[Records excerpted from a collection]
==========
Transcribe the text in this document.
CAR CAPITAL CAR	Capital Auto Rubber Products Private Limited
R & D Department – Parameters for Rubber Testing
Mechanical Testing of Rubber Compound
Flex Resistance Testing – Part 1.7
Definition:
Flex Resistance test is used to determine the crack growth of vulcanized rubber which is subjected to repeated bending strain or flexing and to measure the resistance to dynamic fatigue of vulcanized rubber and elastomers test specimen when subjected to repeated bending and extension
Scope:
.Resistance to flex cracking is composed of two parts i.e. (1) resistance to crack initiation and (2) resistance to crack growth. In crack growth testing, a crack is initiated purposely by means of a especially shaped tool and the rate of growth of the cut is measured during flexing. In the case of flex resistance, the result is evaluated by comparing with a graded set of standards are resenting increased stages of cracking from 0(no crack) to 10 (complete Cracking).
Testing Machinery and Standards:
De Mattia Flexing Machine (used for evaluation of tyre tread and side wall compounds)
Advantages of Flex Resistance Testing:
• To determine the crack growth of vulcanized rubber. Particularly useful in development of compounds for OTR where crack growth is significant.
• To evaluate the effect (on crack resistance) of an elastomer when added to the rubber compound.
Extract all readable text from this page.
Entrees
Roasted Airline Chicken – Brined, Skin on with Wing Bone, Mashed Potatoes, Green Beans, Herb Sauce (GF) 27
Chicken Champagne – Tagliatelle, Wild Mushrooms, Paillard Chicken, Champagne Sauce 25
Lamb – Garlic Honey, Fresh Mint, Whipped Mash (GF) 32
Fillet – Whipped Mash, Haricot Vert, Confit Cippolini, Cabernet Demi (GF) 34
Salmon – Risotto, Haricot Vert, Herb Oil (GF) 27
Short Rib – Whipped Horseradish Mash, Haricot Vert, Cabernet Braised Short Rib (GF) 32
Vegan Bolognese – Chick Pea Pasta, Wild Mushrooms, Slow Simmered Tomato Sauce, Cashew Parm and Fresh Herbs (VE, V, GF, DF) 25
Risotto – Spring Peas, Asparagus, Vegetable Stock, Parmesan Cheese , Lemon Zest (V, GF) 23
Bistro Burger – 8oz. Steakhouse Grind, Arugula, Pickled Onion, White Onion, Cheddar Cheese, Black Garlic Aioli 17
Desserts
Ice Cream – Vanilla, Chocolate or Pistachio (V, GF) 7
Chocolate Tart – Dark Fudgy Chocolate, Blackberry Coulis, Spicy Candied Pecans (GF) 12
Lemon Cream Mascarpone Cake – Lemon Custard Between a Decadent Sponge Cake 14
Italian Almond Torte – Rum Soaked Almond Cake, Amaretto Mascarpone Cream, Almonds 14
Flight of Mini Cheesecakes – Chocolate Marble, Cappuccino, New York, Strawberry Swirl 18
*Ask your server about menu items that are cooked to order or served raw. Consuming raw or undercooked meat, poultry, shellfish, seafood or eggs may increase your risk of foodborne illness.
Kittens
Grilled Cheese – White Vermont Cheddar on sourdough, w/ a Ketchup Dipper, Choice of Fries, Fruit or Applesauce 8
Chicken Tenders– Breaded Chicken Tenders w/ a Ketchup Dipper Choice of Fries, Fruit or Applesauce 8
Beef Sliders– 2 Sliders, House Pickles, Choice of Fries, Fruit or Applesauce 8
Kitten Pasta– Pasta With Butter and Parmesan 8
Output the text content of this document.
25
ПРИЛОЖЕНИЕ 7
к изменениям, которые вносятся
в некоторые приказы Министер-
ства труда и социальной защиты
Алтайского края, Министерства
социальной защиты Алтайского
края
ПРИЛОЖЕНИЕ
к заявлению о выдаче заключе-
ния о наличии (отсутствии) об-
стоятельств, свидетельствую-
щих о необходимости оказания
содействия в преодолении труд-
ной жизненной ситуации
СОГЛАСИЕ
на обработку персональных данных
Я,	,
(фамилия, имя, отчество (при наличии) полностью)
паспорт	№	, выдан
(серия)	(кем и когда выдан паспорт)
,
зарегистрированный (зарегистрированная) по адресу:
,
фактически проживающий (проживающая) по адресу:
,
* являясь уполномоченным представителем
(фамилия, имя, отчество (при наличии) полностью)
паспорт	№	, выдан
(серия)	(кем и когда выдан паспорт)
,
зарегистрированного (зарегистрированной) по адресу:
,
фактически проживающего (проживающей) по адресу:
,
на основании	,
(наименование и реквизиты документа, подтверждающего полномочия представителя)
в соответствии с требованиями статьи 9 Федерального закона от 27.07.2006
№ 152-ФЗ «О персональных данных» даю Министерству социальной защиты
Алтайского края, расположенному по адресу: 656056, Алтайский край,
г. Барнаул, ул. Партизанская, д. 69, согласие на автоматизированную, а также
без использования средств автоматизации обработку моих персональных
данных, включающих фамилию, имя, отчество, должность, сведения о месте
==========
Return every entry exactly as given.

Result of the exercise:
Transcribe the text in this document.
CAR CAPITAL CAR	Capital Auto Rubber Products Private Limited
R & D Department – Parameters for Rubber Testing
Mechanical Testing of Rubber Compound
Flex Resistance Testing – Part 1.7
Definition:
Flex Resistance test is used to determine the crack growth of vulcanized rubber which is subjected to repeated bending strain or flexing and to measure the resistance to dynamic fatigue of vulcanized rubber and elastomers test specimen when subjected to repeated bending and extension
Scope:
.Resistance to flex cracking is composed of two parts i.e. (1) resistance to crack initiation and (2) resistance to crack growth. In crack growth testing, a crack is initiated purposely by means of a especially shaped tool and the rate of growth of the cut is measured during flexing. In the case of flex resistance, the result is evaluated by comparing with a graded set of standards are resenting increased stages of cracking from 0(no crack) to 10 (complete Cracking).
Testing Machinery and Standards:
De Mattia Flexing Machine (used for evaluation of tyre tread and side wall compounds)
Advantages of Flex Resistance Testing:
• To determine the crack growth of vulcanized rubber. Particularly useful in development of compounds for OTR where crack growth is significant.
• To evaluate the effect (on crack resistance) of an elastomer when added to the rubber compound.
Extract all readable text from this page.
Entrees
Roasted Airline Chicken – Brined, Skin on with Wing Bone, Mashed Potatoes, Green Beans, Herb Sauce (GF) 27
Chicken Champagne – Tagliatelle, Wild Mushrooms, Paillard Chicken, Champagne Sauce 25
Lamb – Garlic Honey, Fresh Mint, Whipped Mash (GF) 32
Fillet – Whipped Mash, Haricot Vert, Confit Cippolini, Cabernet Demi (GF) 34
Salmon – Risotto, Haricot Vert, Herb Oil (GF) 27
Short Rib – Whipped Horseradish Mash, Haricot Vert, Cabernet Braised Short Rib (GF) 32
Vegan Bolognese – Chick Pea Pasta, Wild Mushrooms, Slow Simmered Tomato Sauce, Cashew Parm and Fresh Herbs (VE, V, GF, DF) 25
Risotto – Spring Peas, Asparagus, Vegetable Stock, Parmesan Cheese , Lemon Zest (V, GF) 23
Bistro Burger – 8oz. Steakhouse Grind, Arugula, Pickled Onion, White Onion, Cheddar Cheese, Black Garlic Aioli 17
Desserts
Ice Cream – Vanilla, Chocolate or Pistachio (V, GF) 7
Chocolate Tart – Dark Fudgy Chocolate, Blackberry Coulis, Spicy Candied Pecans (GF) 12
Lemon Cream Mascarpone Cake – Lemon Custard Between a Decadent Sponge Cake 14
Italian Almond Torte – Rum Soaked Almond Cake, Amaretto Mascarpone Cream, Almonds 14
Flight of Mini Cheesecakes – Chocolate Marble, Cappuccino, New York, Strawberry Swirl 18
*Ask your server about menu items that are cooked to order or served raw. Consuming raw or undercooked meat, poultry, shellfish, seafood or eggs may increase your risk of foodborne illness.
Kittens
Grilled Cheese – White Vermont Cheddar on sourdough, w/ a Ketchup Dipper, Choice of Fries, Fruit or Applesauce 8
Chicken Tenders– Breaded Chicken Tenders w/ a Ketchup Dipper Choice of Fries, Fruit or Applesauce 8
Beef Sliders– 2 Sliders, House Pickles, Choice of Fries, Fruit or Applesauce 8
Kitten Pasta– Pasta With Butter and Parmesan 8
Output the text content of this document.
25
ПРИЛОЖЕНИЕ 7
к изменениям, которые вносятся
в некоторые приказы Министер-
ства труда и социальной защиты
Алтайского края, Министерства
социальной защиты Алтайского
края
ПРИЛОЖЕНИЕ
к заявлению о выдаче заключе-
ния о наличии (отсутствии) об-
стоятельств, свидетельствую-
щих о необходимости оказания
содействия в преодолении труд-
ной жизненной ситуации
СОГЛАСИЕ
на обработку персональных данных
Я,	,
(фамилия, имя, отчество (при наличии) полностью)
паспорт	№	, выдан
(серия)	(кем и когда выдан паспорт)
,
зарегистрированный (зарегистрированная) по адресу:
,
фактически проживающий (проживающая) по адресу:
,
* являясь уполномоченным представителем
(фамилия, имя, отчество (при наличии) полностью)
паспорт	№	, выдан
(серия)	(кем и когда выдан паспорт)
,
зарегистрированного (зарегистрированной) по адресу:
,
фактически проживающего (проживающей) по адресу:
,
на основании	,
(наименование и реквизиты документа, подтверждающего полномочия представителя)
в соответствии с требованиями статьи 9 Федерального закона от 27.07.2006
№ 152-ФЗ «О персональных данных» даю Министерству социальной защиты
Алтайского края, расположенному по адресу: 656056, Алтайский край,
г. Барнаул, ул. Партизанская, д. 69, согласие на автоматизированную, а также
без использования средств автоматизации обработку моих персональных
данных, включающих фамилию, имя, отчество, должность, сведения о месте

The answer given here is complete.